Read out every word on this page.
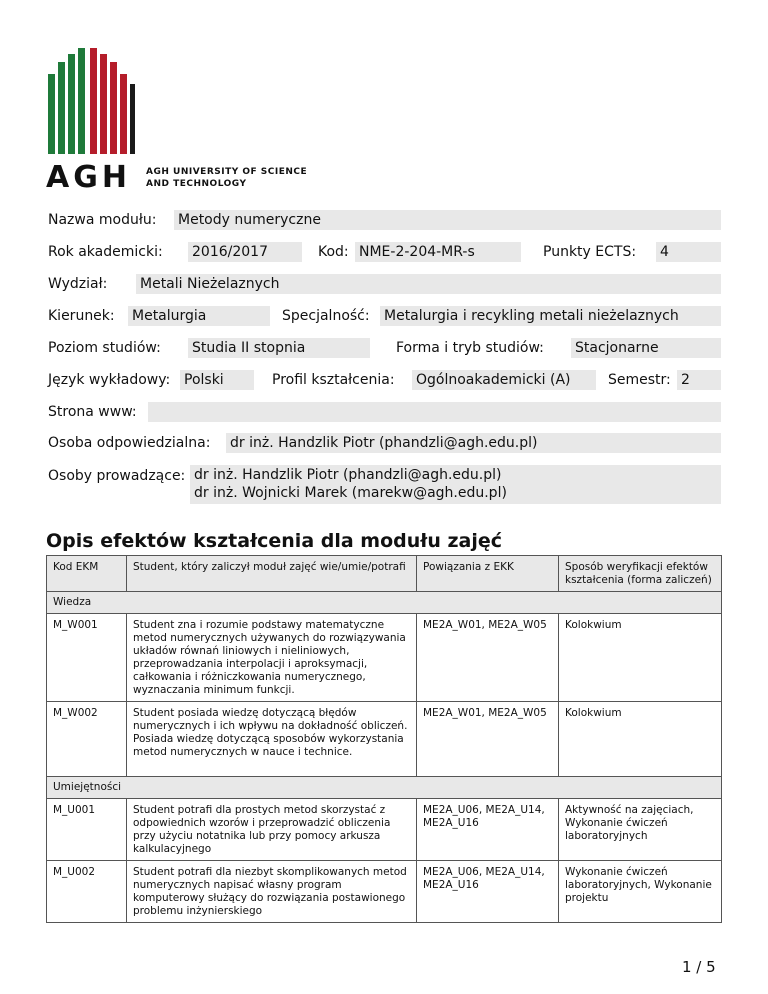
AGH AGH UNIVERSITY OF SCIENCE
AND TECHNOLOGY
Nazwa modułu: Metody numeryczne
Rok akademicki: 2016/2017	Kod: NME-2-204-MR-s	Punkty ECTS: 4
Wydział: Metali Nieżelaznych
Kierunek: Metalurgia	Specjalność: Metalurgia i recykling metali nieżelaznych
Poziom studiów: Studia II stopnia	Forma i tryb studiów: Stacjonarne
Język wykładowy: Polski	Profil kształcenia: Ogólnoakademicki (A)	Semestr: 2
Strona www:
Osoba odpowiedzialna: dr inż. Handzlik Piotr (phandzli@agh.edu.pl)
Osoby prowadzące: dr inż. Handzlik Piotr (phandzli@agh.edu.pl)
dr inż. Wojnicki Marek (marekw@agh.edu.pl)
Opis efektów kształcenia dla modułu zajęć
Kod EKM	Student, który zaliczył moduł zajęć wie/umie/potrafi	Powiązania z EKK	Sposób weryfikacji efektów kształcenia (forma zaliczeń)
Wiedza			
M_W001	Student zna i rozumie podstawy matematyczne metod numerycznych używanych do rozwiązywania układów równań liniowych i nieliniowych, przeprowadzania interpolacji i aproksymacji, całkowania i różniczkowania numerycznego, wyznaczania minimum funkcji.	ME2A_W01, ME2A_W05	Kolokwium
M_W002	Student posiada wiedzę dotyczącą błędów numerycznych i ich wpływu na dokładność obliczeń. Posiada wiedzę dotyczącą sposobów wykorzystania metod numerycznych w nauce i technice.	ME2A_W01, ME2A_W05	Kolokwium
Umiejętności			
M_U001	Student potrafi dla prostych metod skorzystać z odpowiednich wzorów i przeprowadzić obliczenia przy użyciu notatnika lub przy pomocy arkusza kalkulacyjnego	ME2A_U06, ME2A_U14, ME2A_U16	Aktywność na zajęciach, Wykonanie ćwiczeń laboratoryjnych
M_U002	Student potrafi dla niezbyt skomplikowanych metod numerycznych napisać własny program komputerowy służący do rozwiązania postawionego problemu inżynierskiego	ME2A_U06, ME2A_U14, ME2A_U16	Wykonanie ćwiczeń laboratoryjnych, Wykonanie projektu
1 / 5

■ ■ ■

- [To do]
Restate the entire listing word for word, excluding pictures.

- [Answer]
Read out every word on this page.
AGH AGH UNIVERSITY OF SCIENCE
AND TECHNOLOGY
Nazwa modułu: Metody numeryczne
Rok akademicki: 2016/2017	Kod: NME-2-204-MR-s	Punkty ECTS: 4
Wydział: Metali Nieżelaznych
Kierunek: Metalurgia	Specjalność: Metalurgia i recykling metali nieżelaznych
Poziom studiów: Studia II stopnia	Forma i tryb studiów: Stacjonarne
Język wykładowy: Polski	Profil kształcenia: Ogólnoakademicki (A)	Semestr: 2
Strona www:
Osoba odpowiedzialna: dr inż. Handzlik Piotr (phandzli@agh.edu.pl)
Osoby prowadzące: dr inż. Handzlik Piotr (phandzli@agh.edu.pl)
dr inż. Wojnicki Marek (marekw@agh.edu.pl)
Opis efektów kształcenia dla modułu zajęć
Kod EKM	Student, który zaliczył moduł zajęć wie/umie/potrafi	Powiązania z EKK	Sposób weryfikacji efektów kształcenia (forma zaliczeń)
Wiedza			
M_W001	Student zna i rozumie podstawy matematyczne metod numerycznych używanych do rozwiązywania układów równań liniowych i nieliniowych, przeprowadzania interpolacji i aproksymacji, całkowania i różniczkowania numerycznego, wyznaczania minimum funkcji.	ME2A_W01, ME2A_W05	Kolokwium
M_W002	Student posiada wiedzę dotyczącą błędów numerycznych i ich wpływu na dokładność obliczeń. Posiada wiedzę dotyczącą sposobów wykorzystania metod numerycznych w nauce i technice.	ME2A_W01, ME2A_W05	Kolokwium
Umiejętności			
M_U001	Student potrafi dla prostych metod skorzystać z odpowiednich wzorów i przeprowadzić obliczenia przy użyciu notatnika lub przy pomocy arkusza kalkulacyjnego	ME2A_U06, ME2A_U14, ME2A_U16	Aktywność na zajęciach, Wykonanie ćwiczeń laboratoryjnych
M_U002	Student potrafi dla niezbyt skomplikowanych metod numerycznych napisać własny program komputerowy służący do rozwiązania postawionego problemu inżynierskiego	ME2A_U06, ME2A_U14, ME2A_U16	Wykonanie ćwiczeń laboratoryjnych, Wykonanie projektu
1 / 5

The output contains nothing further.